• **WHAT YOU NEED TO DO**
Only the number is needed: how many lines contain the word "state"?

• **LISTED RECORDS**

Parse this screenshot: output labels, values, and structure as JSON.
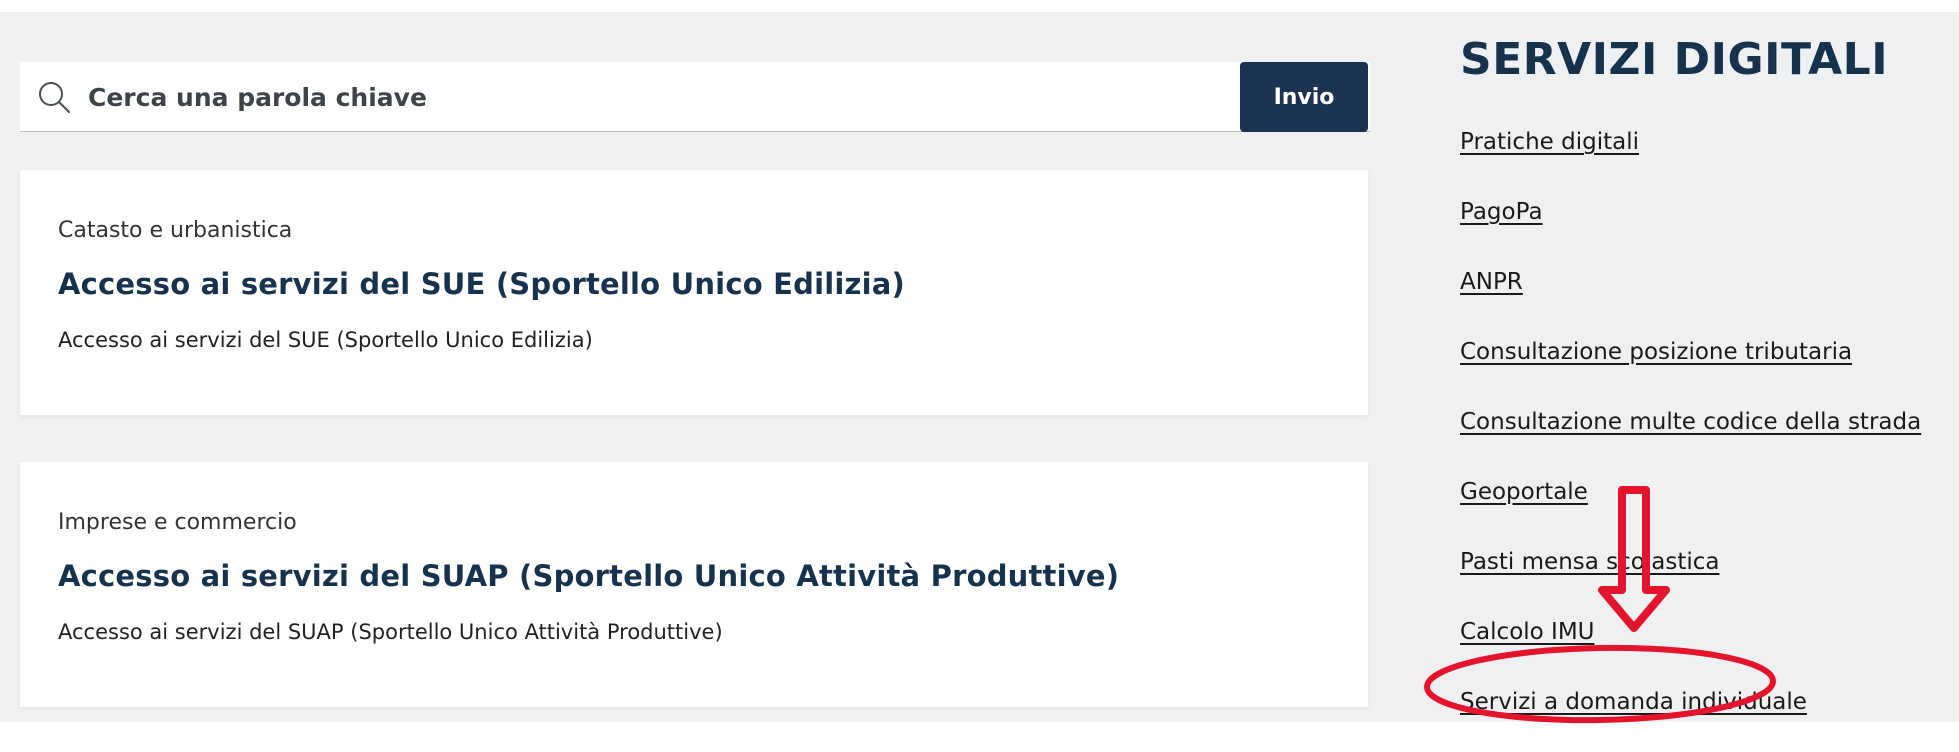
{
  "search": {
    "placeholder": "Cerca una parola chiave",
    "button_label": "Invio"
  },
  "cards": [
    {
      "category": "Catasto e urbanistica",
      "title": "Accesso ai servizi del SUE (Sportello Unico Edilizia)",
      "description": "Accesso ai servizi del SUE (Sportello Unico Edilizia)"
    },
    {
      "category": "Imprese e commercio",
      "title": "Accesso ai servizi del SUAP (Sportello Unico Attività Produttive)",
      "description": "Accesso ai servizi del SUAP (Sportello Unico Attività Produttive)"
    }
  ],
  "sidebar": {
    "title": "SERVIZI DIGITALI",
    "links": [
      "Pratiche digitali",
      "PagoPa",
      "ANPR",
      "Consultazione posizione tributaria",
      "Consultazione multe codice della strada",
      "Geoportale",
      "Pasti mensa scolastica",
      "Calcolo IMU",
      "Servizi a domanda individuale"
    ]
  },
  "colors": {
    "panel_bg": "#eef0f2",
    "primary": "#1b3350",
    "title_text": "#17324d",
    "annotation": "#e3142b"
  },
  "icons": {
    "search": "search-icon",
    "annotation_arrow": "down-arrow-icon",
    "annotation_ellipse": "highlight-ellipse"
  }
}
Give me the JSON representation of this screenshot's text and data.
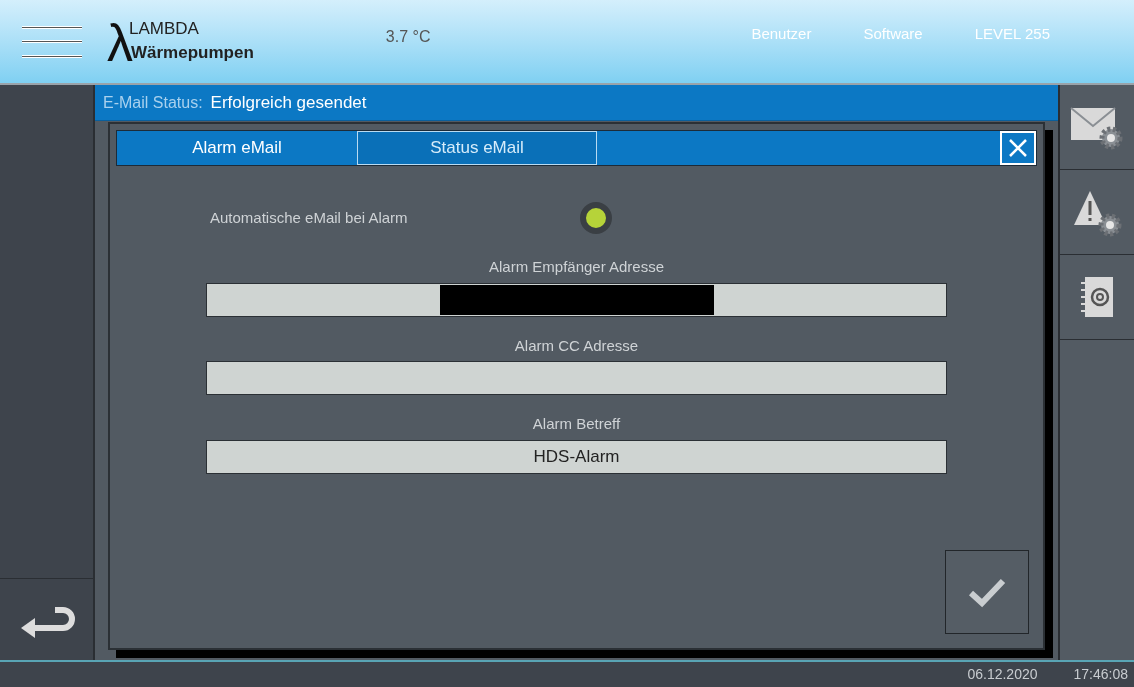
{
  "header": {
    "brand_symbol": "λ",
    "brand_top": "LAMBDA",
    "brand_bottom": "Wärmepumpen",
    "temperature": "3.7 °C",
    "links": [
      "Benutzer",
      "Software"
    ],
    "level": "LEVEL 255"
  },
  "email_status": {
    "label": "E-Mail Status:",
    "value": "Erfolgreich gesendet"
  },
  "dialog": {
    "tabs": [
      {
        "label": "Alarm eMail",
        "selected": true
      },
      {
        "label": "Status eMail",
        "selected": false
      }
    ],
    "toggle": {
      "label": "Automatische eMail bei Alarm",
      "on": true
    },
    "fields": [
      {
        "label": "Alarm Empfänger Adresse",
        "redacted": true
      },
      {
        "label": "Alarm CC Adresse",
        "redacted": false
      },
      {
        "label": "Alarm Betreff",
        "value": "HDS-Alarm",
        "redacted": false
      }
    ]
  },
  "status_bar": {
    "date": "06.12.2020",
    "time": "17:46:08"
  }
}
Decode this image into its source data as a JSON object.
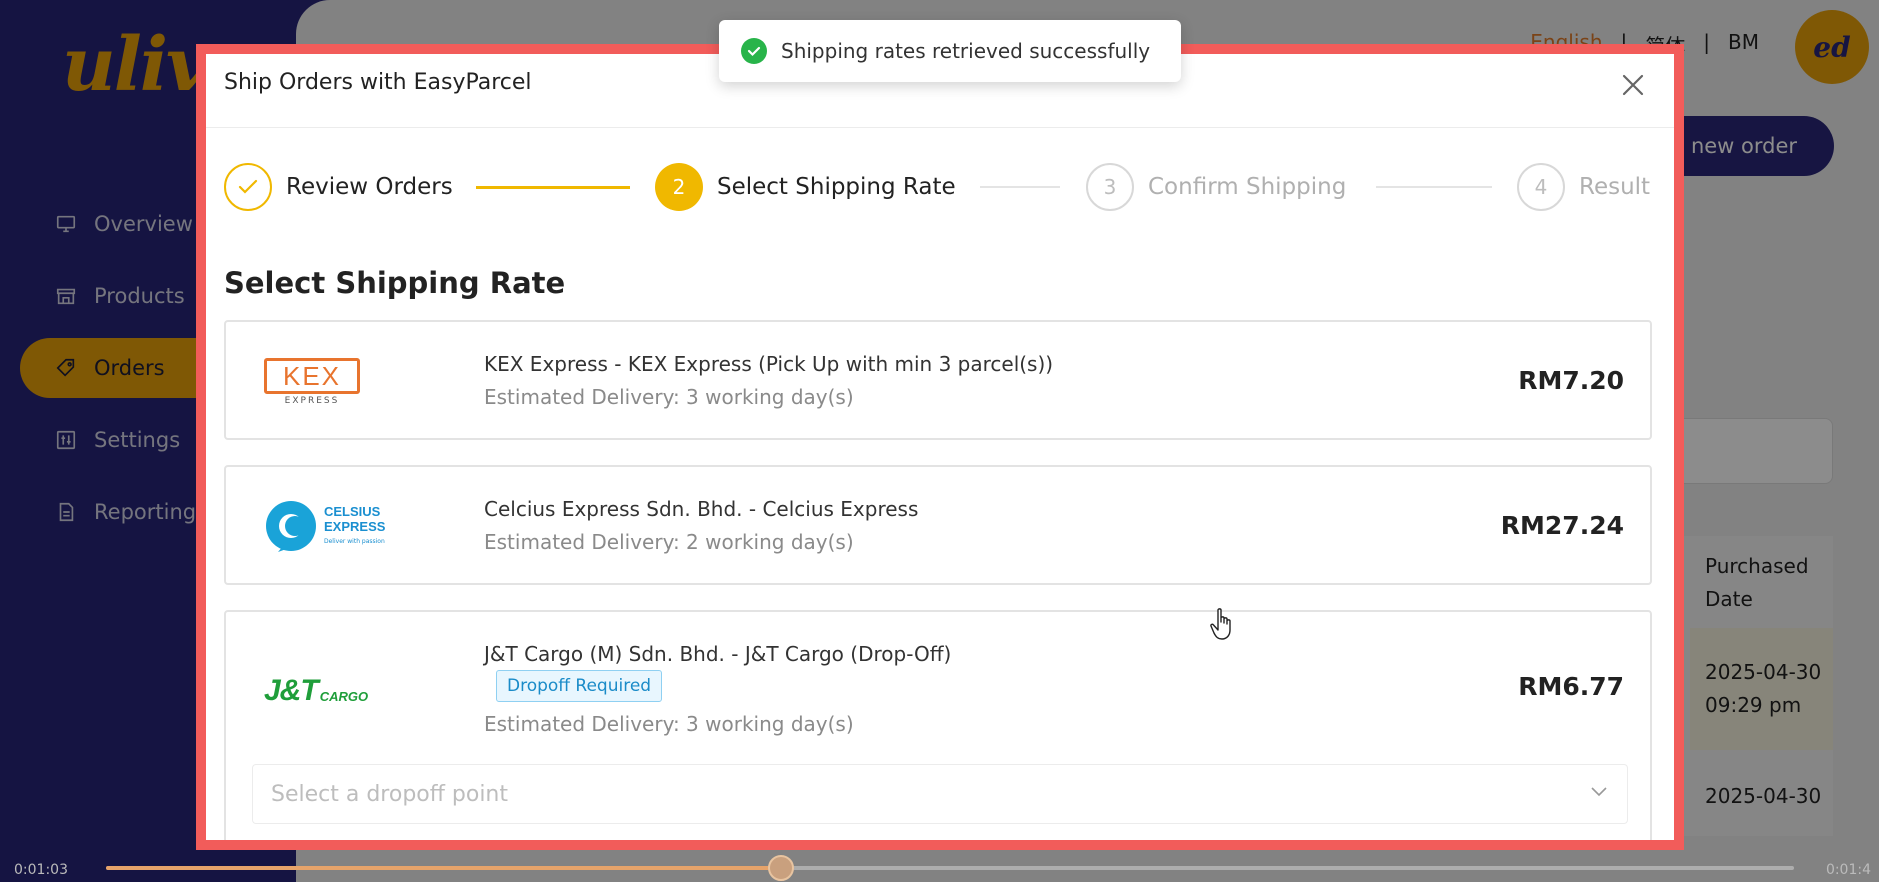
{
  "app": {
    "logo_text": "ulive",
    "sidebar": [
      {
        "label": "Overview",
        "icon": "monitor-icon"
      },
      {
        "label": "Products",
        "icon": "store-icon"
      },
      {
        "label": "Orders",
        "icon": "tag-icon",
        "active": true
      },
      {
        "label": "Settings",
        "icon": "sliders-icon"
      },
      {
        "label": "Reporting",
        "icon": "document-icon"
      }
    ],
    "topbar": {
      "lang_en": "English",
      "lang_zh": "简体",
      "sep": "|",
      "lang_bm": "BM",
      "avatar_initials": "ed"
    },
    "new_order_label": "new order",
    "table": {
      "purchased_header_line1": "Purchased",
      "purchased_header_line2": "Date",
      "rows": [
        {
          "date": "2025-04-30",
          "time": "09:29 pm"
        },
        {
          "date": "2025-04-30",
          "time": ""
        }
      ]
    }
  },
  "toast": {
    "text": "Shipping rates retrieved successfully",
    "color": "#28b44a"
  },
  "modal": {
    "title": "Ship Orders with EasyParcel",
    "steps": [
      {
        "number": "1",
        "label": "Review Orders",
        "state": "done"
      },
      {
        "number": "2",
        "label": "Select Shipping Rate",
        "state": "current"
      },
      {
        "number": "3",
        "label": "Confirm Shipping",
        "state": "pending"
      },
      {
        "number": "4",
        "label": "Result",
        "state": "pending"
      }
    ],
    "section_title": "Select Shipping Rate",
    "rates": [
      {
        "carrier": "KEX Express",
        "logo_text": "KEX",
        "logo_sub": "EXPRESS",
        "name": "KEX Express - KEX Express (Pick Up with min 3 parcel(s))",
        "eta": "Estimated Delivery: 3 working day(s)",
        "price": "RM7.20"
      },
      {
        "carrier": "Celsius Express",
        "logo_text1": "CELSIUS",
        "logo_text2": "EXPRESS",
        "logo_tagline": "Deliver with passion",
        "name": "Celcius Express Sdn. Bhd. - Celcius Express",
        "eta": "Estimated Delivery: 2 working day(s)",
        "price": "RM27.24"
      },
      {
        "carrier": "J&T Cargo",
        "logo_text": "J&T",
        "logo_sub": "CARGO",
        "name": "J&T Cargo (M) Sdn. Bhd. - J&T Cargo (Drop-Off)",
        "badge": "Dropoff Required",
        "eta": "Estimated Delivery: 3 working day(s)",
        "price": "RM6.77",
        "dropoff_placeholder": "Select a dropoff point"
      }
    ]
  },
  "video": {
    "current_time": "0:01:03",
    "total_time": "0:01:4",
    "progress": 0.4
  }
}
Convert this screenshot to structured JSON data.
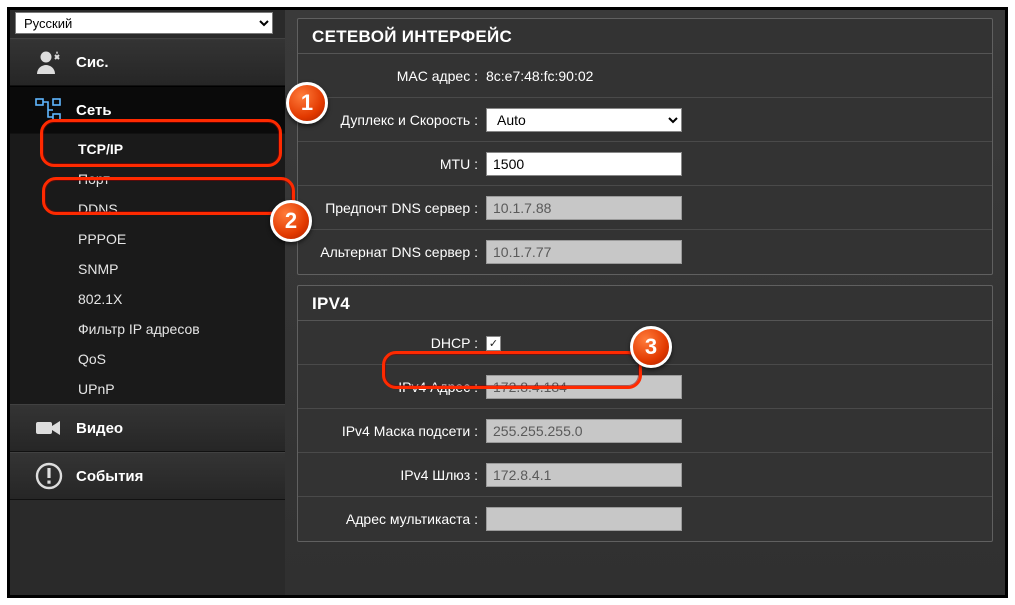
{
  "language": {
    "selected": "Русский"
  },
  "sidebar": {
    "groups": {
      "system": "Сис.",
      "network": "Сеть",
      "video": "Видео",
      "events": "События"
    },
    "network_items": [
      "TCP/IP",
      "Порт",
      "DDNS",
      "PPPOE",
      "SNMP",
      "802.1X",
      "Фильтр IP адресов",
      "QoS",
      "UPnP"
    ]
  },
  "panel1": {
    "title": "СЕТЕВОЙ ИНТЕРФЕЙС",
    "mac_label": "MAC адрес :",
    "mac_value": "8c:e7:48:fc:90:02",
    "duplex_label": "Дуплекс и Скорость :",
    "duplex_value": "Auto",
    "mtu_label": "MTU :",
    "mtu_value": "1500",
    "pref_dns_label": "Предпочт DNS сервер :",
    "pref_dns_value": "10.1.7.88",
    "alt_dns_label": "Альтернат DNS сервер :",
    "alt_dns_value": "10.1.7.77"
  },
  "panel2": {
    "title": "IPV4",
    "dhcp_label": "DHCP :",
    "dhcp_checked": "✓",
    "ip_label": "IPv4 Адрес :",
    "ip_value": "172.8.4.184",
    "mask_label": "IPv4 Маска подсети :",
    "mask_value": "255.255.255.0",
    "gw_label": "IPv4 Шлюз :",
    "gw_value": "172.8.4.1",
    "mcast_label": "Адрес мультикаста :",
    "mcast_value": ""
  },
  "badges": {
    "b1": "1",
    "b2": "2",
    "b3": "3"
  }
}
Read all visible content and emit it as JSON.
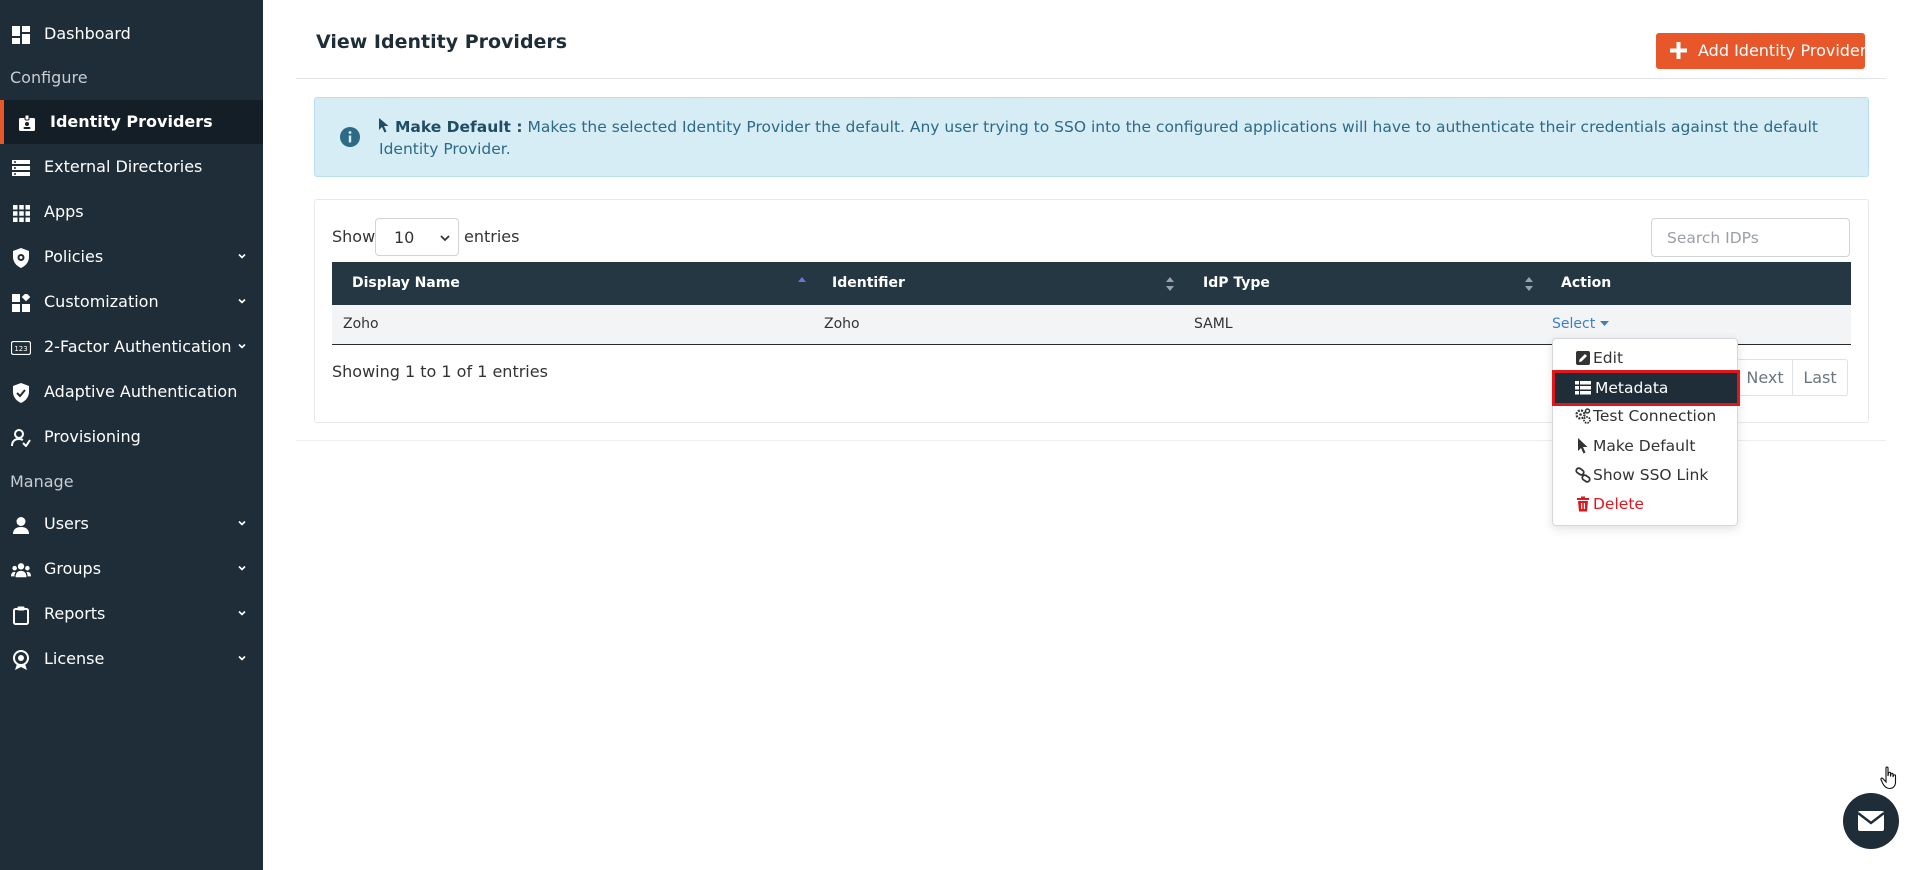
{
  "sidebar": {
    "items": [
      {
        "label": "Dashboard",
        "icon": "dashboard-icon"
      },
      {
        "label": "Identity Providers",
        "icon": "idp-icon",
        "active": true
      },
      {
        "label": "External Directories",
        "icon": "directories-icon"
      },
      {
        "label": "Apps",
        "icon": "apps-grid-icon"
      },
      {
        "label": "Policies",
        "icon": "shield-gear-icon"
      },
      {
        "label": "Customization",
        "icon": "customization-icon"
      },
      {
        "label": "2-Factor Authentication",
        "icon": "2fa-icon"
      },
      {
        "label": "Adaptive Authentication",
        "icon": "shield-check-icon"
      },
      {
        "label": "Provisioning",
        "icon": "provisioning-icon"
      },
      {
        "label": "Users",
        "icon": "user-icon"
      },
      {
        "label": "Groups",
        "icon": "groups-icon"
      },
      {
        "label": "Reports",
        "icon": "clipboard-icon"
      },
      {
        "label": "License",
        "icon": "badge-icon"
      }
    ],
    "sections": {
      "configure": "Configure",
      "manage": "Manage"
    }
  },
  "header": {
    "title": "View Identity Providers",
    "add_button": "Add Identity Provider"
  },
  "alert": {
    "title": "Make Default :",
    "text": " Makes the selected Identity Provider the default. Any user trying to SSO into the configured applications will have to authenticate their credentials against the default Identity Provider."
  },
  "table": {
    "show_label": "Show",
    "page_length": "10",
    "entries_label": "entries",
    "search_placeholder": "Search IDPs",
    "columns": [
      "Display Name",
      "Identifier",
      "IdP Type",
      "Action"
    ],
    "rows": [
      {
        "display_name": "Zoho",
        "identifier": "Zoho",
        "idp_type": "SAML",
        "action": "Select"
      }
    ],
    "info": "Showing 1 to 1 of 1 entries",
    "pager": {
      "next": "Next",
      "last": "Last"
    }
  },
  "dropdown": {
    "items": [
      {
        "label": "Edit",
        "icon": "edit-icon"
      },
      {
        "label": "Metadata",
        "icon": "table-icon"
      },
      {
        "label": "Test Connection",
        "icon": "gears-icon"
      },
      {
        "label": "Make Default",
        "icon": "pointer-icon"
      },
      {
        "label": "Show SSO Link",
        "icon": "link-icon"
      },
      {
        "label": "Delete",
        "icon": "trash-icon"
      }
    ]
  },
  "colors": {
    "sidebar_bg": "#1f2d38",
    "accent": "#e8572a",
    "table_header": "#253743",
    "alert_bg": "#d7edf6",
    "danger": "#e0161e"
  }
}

• **TASK RESULT**
4